Data section >>
□ □ □ □ □

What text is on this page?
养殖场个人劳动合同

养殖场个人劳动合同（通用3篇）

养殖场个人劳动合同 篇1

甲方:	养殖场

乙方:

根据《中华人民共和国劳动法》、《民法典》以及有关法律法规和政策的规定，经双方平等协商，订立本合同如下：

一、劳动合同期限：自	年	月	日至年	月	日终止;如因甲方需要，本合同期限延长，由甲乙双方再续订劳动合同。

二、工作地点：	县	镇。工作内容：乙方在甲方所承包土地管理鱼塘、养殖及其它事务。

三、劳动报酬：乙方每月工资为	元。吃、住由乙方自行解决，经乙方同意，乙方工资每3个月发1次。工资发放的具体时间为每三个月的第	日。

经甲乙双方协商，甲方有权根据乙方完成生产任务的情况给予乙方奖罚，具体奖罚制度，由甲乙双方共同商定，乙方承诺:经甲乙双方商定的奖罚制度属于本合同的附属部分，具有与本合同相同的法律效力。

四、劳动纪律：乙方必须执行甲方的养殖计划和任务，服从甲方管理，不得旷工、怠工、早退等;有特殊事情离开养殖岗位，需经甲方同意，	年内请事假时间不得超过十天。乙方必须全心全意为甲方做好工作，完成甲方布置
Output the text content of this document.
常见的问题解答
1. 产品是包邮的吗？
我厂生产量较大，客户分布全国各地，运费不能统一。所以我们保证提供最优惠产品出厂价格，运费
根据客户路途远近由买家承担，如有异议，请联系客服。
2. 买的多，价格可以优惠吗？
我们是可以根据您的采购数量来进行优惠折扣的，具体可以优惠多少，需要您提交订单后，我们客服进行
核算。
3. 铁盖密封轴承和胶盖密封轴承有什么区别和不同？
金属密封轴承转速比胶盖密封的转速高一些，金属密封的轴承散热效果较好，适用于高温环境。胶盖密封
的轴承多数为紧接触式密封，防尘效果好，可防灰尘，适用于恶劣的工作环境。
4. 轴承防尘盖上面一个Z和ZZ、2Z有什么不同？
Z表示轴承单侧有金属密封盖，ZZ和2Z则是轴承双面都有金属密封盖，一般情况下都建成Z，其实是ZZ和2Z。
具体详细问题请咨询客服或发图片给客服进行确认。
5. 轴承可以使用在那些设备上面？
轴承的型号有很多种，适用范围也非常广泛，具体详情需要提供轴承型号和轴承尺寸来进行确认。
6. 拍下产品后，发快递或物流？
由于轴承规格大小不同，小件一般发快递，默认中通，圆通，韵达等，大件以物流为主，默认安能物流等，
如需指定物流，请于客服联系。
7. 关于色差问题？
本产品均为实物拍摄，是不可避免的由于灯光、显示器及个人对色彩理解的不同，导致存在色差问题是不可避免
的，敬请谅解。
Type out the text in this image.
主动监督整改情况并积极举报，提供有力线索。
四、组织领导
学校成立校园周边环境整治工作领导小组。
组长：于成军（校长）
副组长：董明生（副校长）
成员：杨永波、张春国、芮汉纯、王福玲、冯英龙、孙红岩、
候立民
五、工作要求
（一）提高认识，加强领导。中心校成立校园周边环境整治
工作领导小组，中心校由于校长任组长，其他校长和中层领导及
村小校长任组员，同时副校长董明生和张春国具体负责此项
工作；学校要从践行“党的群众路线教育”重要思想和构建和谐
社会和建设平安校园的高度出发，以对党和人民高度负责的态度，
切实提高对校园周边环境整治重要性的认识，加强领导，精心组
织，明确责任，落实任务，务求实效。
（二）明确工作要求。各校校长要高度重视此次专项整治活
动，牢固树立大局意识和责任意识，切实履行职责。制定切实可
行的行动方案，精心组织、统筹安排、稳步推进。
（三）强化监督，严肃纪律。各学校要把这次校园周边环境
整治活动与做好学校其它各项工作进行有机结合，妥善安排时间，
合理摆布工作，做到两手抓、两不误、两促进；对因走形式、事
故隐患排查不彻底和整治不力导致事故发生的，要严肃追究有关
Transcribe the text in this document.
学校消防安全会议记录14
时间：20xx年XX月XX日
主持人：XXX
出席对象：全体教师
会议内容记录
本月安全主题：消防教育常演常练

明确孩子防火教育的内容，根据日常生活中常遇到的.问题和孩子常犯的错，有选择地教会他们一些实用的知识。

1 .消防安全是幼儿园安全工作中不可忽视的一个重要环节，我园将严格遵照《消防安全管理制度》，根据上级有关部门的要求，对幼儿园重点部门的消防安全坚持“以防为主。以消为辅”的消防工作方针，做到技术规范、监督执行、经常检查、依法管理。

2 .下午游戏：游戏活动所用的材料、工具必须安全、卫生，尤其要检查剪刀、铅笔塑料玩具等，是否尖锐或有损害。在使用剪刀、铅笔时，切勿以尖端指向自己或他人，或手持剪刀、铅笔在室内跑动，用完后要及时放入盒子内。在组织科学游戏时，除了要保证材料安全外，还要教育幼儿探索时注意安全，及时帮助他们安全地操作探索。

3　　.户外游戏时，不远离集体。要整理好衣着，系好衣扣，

□ □ □ □ □

Look through the records and gather each line with the word "text".

The result >>
What text is on this page?
Output the text content of this document.
Type out the text in this image.
Transcribe the text in this document.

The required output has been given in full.